▶ Required task:
Restate the entries word for word, omitting nothing.

Saved entries
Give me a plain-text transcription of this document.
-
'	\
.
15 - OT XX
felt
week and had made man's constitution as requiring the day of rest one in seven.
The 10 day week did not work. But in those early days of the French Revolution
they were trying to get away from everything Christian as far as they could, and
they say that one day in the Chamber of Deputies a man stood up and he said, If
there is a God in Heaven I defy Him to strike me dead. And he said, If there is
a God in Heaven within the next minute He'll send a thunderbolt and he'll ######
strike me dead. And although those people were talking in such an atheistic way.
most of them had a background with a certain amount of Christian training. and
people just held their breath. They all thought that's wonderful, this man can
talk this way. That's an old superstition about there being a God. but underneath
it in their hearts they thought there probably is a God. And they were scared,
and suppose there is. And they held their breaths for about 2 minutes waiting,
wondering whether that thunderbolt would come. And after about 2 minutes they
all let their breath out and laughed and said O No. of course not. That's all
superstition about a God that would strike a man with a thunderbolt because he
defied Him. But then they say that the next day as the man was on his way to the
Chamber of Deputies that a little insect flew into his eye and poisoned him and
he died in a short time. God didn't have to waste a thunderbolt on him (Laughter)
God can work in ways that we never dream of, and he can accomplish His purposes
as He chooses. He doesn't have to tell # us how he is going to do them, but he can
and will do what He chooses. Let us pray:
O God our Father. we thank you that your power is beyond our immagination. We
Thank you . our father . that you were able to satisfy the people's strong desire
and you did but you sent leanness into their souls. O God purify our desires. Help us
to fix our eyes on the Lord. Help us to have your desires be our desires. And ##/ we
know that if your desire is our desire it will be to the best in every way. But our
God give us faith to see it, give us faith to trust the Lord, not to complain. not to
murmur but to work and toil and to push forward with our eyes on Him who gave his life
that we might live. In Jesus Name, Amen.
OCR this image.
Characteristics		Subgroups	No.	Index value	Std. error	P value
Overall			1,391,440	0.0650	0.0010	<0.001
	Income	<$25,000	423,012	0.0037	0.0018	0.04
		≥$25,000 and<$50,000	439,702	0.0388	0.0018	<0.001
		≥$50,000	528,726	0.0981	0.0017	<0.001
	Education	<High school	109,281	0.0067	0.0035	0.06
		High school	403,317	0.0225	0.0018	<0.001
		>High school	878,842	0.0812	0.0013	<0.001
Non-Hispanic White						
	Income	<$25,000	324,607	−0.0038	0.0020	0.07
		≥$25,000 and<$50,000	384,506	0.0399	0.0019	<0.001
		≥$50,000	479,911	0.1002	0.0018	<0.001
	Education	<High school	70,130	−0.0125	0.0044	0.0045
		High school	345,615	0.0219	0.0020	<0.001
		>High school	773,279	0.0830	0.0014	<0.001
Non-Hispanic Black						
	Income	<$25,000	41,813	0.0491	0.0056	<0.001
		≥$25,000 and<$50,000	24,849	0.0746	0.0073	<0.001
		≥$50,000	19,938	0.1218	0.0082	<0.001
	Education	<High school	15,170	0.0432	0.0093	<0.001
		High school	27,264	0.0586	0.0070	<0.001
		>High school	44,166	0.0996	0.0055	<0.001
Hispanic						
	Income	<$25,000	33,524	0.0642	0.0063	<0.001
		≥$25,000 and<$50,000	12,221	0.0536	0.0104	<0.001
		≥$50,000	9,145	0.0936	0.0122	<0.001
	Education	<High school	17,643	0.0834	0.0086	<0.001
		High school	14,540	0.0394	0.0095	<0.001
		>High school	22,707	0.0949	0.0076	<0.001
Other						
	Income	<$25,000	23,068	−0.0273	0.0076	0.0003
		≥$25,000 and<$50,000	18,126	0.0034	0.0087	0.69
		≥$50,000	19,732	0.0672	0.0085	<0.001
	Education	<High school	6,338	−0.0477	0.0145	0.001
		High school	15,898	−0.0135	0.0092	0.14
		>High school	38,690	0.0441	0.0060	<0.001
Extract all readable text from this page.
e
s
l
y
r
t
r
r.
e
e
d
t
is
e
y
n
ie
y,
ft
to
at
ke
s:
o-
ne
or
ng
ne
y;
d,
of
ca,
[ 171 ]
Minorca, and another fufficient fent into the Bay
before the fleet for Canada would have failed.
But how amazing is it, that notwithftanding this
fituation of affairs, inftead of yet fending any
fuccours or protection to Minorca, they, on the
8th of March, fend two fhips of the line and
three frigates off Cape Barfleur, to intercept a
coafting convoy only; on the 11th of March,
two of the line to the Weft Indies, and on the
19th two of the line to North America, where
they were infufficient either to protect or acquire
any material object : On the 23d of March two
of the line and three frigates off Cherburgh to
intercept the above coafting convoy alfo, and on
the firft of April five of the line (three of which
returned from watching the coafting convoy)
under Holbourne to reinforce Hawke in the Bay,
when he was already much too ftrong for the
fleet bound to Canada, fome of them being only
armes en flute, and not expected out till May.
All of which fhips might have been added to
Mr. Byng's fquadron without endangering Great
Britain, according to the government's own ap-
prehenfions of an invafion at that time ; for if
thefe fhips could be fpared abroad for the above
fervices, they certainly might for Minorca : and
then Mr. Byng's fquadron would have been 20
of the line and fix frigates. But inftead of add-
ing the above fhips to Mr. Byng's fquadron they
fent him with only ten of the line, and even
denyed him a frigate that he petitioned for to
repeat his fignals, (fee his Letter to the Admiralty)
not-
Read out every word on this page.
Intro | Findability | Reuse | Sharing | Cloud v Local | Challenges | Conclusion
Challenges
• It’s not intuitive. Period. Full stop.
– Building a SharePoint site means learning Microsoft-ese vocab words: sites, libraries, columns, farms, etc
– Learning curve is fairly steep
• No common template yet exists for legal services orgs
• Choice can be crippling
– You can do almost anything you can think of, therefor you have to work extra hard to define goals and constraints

▶ The reply:
Give me a plain-text transcription of this document.
-
'	\
.
15 - OT XX
felt
week and had made man's constitution as requiring the day of rest one in seven.
The 10 day week did not work. But in those early days of the French Revolution
they were trying to get away from everything Christian as far as they could, and
they say that one day in the Chamber of Deputies a man stood up and he said, If
there is a God in Heaven I defy Him to strike me dead. And he said, If there is
a God in Heaven within the next minute He'll send a thunderbolt and he'll ######
strike me dead. And although those people were talking in such an atheistic way.
most of them had a background with a certain amount of Christian training. and
people just held their breath. They all thought that's wonderful, this man can
talk this way. That's an old superstition about there being a God. but underneath
it in their hearts they thought there probably is a God. And they were scared,
and suppose there is. And they held their breaths for about 2 minutes waiting,
wondering whether that thunderbolt would come. And after about 2 minutes they
all let their breath out and laughed and said O No. of course not. That's all
superstition about a God that would strike a man with a thunderbolt because he
defied Him. But then they say that the next day as the man was on his way to the
Chamber of Deputies that a little insect flew into his eye and poisoned him and
he died in a short time. God didn't have to waste a thunderbolt on him (Laughter)
God can work in ways that we never dream of, and he can accomplish His purposes
as He chooses. He doesn't have to tell # us how he is going to do them, but he can
and will do what He chooses. Let us pray:
O God our Father. we thank you that your power is beyond our immagination. We
Thank you . our father . that you were able to satisfy the people's strong desire
and you did but you sent leanness into their souls. O God purify our desires. Help us
to fix our eyes on the Lord. Help us to have your desires be our desires. And ##/ we
know that if your desire is our desire it will be to the best in every way. But our
God give us faith to see it, give us faith to trust the Lord, not to complain. not to
murmur but to work and toil and to push forward with our eyes on Him who gave his life
that we might live. In Jesus Name, Amen.
OCR this image.
Characteristics		Subgroups	No.	Index value	Std. error	P value
Overall			1,391,440	0.0650	0.0010	<0.001
	Income	<$25,000	423,012	0.0037	0.0018	0.04
		≥$25,000 and<$50,000	439,702	0.0388	0.0018	<0.001
		≥$50,000	528,726	0.0981	0.0017	<0.001
	Education	<High school	109,281	0.0067	0.0035	0.06
		High school	403,317	0.0225	0.0018	<0.001
		>High school	878,842	0.0812	0.0013	<0.001
Non-Hispanic White						
	Income	<$25,000	324,607	−0.0038	0.0020	0.07
		≥$25,000 and<$50,000	384,506	0.0399	0.0019	<0.001
		≥$50,000	479,911	0.1002	0.0018	<0.001
	Education	<High school	70,130	−0.0125	0.0044	0.0045
		High school	345,615	0.0219	0.0020	<0.001
		>High school	773,279	0.0830	0.0014	<0.001
Non-Hispanic Black						
	Income	<$25,000	41,813	0.0491	0.0056	<0.001
		≥$25,000 and<$50,000	24,849	0.0746	0.0073	<0.001
		≥$50,000	19,938	0.1218	0.0082	<0.001
	Education	<High school	15,170	0.0432	0.0093	<0.001
		High school	27,264	0.0586	0.0070	<0.001
		>High school	44,166	0.0996	0.0055	<0.001
Hispanic						
	Income	<$25,000	33,524	0.0642	0.0063	<0.001
		≥$25,000 and<$50,000	12,221	0.0536	0.0104	<0.001
		≥$50,000	9,145	0.0936	0.0122	<0.001
	Education	<High school	17,643	0.0834	0.0086	<0.001
		High school	14,540	0.0394	0.0095	<0.001
		>High school	22,707	0.0949	0.0076	<0.001
Other						
	Income	<$25,000	23,068	−0.0273	0.0076	0.0003
		≥$25,000 and<$50,000	18,126	0.0034	0.0087	0.69
		≥$50,000	19,732	0.0672	0.0085	<0.001
	Education	<High school	6,338	−0.0477	0.0145	0.001
		High school	15,898	−0.0135	0.0092	0.14
		>High school	38,690	0.0441	0.0060	<0.001
Extract all readable text from this page.
e
s
l
y
r
t
r
r.
e
e
d
t
is
e
y
n
ie
y,
ft
to
at
ke
s:
o-
ne
or
ng
ne
y;
d,
of
ca,
[ 171 ]
Minorca, and another fufficient fent into the Bay
before the fleet for Canada would have failed.
But how amazing is it, that notwithftanding this
fituation of affairs, inftead of yet fending any
fuccours or protection to Minorca, they, on the
8th of March, fend two fhips of the line and
three frigates off Cape Barfleur, to intercept a
coafting convoy only; on the 11th of March,
two of the line to the Weft Indies, and on the
19th two of the line to North America, where
they were infufficient either to protect or acquire
any material object : On the 23d of March two
of the line and three frigates off Cherburgh to
intercept the above coafting convoy alfo, and on
the firft of April five of the line (three of which
returned from watching the coafting convoy)
under Holbourne to reinforce Hawke in the Bay,
when he was already much too ftrong for the
fleet bound to Canada, fome of them being only
armes en flute, and not expected out till May.
All of which fhips might have been added to
Mr. Byng's fquadron without endangering Great
Britain, according to the government's own ap-
prehenfions of an invafion at that time ; for if
thefe fhips could be fpared abroad for the above
fervices, they certainly might for Minorca : and
then Mr. Byng's fquadron would have been 20
of the line and fix frigates. But inftead of add-
ing the above fhips to Mr. Byng's fquadron they
fent him with only ten of the line, and even
denyed him a frigate that he petitioned for to
repeat his fignals, (fee his Letter to the Admiralty)
not-
Read out every word on this page.
Intro | Findability | Reuse | Sharing | Cloud v Local | Challenges | Conclusion
Challenges
• It’s not intuitive. Period. Full stop.
– Building a SharePoint site means learning Microsoft-ese vocab words: sites, libraries, columns, farms, etc
– Learning curve is fairly steep
• No common template yet exists for legal services orgs
• Choice can be crippling
– You can do almost anything you can think of, therefor you have to work extra hard to define goals and constraints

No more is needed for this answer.